Given request → Single out the lines that include the word "Period". Copy them.

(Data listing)

[Begin]

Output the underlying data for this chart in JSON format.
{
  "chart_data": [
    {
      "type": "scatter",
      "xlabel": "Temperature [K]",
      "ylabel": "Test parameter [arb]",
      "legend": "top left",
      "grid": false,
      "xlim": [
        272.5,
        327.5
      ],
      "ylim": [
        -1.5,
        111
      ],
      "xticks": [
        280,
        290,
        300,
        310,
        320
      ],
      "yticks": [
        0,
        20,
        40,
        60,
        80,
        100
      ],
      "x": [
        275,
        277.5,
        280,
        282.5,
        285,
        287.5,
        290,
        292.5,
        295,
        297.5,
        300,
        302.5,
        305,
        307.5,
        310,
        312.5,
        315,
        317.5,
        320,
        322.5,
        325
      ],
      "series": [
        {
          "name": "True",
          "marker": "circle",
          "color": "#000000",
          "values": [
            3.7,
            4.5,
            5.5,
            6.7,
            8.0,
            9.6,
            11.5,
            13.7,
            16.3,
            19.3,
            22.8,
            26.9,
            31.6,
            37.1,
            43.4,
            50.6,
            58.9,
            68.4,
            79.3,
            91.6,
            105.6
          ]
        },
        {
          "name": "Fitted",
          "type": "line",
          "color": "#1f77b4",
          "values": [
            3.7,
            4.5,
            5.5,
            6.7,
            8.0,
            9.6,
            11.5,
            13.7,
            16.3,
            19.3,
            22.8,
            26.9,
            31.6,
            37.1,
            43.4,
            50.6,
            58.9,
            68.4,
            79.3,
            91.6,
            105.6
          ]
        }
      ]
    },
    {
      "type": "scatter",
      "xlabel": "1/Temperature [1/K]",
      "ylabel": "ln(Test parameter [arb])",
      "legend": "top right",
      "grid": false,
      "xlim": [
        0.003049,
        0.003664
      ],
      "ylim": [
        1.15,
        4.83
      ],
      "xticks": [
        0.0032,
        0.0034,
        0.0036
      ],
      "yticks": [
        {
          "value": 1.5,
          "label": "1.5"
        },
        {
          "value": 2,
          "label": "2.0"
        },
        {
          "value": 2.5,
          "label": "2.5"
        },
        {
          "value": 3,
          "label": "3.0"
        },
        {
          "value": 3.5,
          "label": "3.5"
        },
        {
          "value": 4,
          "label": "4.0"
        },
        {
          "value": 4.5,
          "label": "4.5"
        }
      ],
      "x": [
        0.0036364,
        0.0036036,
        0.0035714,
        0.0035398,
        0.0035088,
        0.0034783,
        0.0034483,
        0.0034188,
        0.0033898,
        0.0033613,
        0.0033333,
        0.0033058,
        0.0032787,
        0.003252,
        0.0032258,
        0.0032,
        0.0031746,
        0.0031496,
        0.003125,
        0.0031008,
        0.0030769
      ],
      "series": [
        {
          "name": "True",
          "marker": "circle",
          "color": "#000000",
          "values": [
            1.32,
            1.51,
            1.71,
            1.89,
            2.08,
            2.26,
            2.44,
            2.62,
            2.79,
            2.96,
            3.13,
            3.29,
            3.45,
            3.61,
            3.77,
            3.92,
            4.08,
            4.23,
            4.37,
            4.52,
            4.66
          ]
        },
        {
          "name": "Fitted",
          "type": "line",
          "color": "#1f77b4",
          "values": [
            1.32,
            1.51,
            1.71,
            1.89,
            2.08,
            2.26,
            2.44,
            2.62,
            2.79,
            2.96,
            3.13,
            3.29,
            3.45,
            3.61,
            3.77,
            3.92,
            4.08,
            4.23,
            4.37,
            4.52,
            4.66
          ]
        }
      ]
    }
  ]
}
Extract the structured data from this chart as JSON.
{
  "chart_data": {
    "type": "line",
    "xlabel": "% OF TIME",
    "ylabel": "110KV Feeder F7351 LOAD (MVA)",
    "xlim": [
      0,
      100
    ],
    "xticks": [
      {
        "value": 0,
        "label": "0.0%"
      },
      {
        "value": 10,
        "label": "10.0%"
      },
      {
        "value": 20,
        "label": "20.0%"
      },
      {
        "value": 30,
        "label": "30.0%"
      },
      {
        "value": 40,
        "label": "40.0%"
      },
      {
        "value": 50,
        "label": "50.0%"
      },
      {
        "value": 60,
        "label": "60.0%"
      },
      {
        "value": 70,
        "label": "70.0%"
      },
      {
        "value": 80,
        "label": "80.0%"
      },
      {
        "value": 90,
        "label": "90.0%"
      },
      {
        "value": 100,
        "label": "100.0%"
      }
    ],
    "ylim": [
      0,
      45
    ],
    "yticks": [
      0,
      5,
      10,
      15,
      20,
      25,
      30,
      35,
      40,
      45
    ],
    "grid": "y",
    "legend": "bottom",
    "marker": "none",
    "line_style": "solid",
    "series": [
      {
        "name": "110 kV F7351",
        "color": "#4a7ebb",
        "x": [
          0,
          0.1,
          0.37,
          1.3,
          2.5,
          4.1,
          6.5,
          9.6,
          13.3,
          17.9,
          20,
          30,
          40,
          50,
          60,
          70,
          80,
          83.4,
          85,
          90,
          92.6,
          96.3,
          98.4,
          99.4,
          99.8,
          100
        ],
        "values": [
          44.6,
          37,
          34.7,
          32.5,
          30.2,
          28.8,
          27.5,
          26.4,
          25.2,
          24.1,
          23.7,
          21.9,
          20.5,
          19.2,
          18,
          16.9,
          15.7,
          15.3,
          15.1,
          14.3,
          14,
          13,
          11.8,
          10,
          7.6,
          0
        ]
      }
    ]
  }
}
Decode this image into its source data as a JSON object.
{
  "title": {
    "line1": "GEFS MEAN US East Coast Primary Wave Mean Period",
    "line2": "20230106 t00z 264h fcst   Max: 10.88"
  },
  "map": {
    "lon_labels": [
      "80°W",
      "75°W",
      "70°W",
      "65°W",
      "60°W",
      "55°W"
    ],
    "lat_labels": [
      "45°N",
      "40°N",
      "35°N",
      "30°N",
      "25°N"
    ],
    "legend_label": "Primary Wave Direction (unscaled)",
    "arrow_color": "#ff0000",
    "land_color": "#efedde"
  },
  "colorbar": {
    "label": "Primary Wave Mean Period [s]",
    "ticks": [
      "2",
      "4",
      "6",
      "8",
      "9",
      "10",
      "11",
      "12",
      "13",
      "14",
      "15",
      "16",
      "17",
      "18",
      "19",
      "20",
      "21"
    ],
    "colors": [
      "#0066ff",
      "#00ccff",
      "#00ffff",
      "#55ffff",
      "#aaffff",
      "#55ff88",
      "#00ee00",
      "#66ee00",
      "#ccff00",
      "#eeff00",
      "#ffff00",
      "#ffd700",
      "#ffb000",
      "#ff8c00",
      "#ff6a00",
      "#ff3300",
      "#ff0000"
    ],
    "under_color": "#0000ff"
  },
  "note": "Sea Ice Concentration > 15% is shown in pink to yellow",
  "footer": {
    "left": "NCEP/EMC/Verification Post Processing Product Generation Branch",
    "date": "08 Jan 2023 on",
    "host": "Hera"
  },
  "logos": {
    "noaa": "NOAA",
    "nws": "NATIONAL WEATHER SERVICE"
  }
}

[End]

The reply →
    "line1": "GEFS MEAN US East Coast Primary Wave Mean Period",
    "label": "Primary Wave Mean Period [s]",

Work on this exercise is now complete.